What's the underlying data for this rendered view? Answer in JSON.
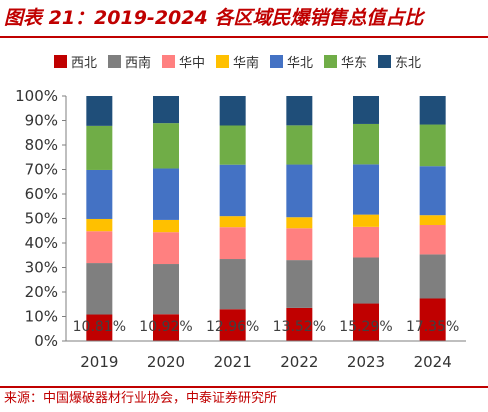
{
  "title": "图表 21：2019-2024 各区域民爆销售总值占比",
  "source": "来源：中国爆破器材行业协会，中泰证券研究所",
  "chart_data": {
    "type": "bar",
    "stacked": true,
    "categories": [
      "2019",
      "2020",
      "2021",
      "2022",
      "2023",
      "2024"
    ],
    "ylim": [
      0,
      100
    ],
    "yticks": [
      "0%",
      "10%",
      "20%",
      "30%",
      "40%",
      "50%",
      "60%",
      "70%",
      "80%",
      "90%",
      "100%"
    ],
    "legend_position": "top",
    "series": [
      {
        "name": "西北",
        "color": "#c00000",
        "values": [
          10.81,
          10.92,
          12.96,
          13.52,
          15.29,
          17.35
        ]
      },
      {
        "name": "西南",
        "color": "#7f7f7f",
        "values": [
          21.0,
          20.5,
          20.5,
          19.5,
          18.8,
          18.0
        ]
      },
      {
        "name": "华中",
        "color": "#ff8080",
        "values": [
          13.0,
          13.0,
          13.0,
          13.0,
          12.5,
          12.0
        ]
      },
      {
        "name": "华南",
        "color": "#ffc000",
        "values": [
          5.0,
          5.0,
          4.5,
          4.5,
          5.0,
          4.0
        ]
      },
      {
        "name": "华北",
        "color": "#4472c4",
        "values": [
          20.0,
          21.0,
          21.0,
          21.5,
          20.5,
          20.0
        ]
      },
      {
        "name": "华东",
        "color": "#70ad47",
        "values": [
          18.0,
          18.5,
          16.0,
          16.0,
          16.5,
          17.0
        ]
      },
      {
        "name": "东北",
        "color": "#1f4e79",
        "values": [
          12.19,
          11.08,
          12.04,
          11.98,
          11.41,
          11.65
        ]
      }
    ],
    "data_labels": [
      "10.81%",
      "10.92%",
      "12.96%",
      "13.52%",
      "15.29%",
      "17.35%"
    ]
  }
}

○ ○ ○ ○ ○

What you should do:
Tally the lines that hold the string "color" and state the total, nothing more.

Exercise result:
7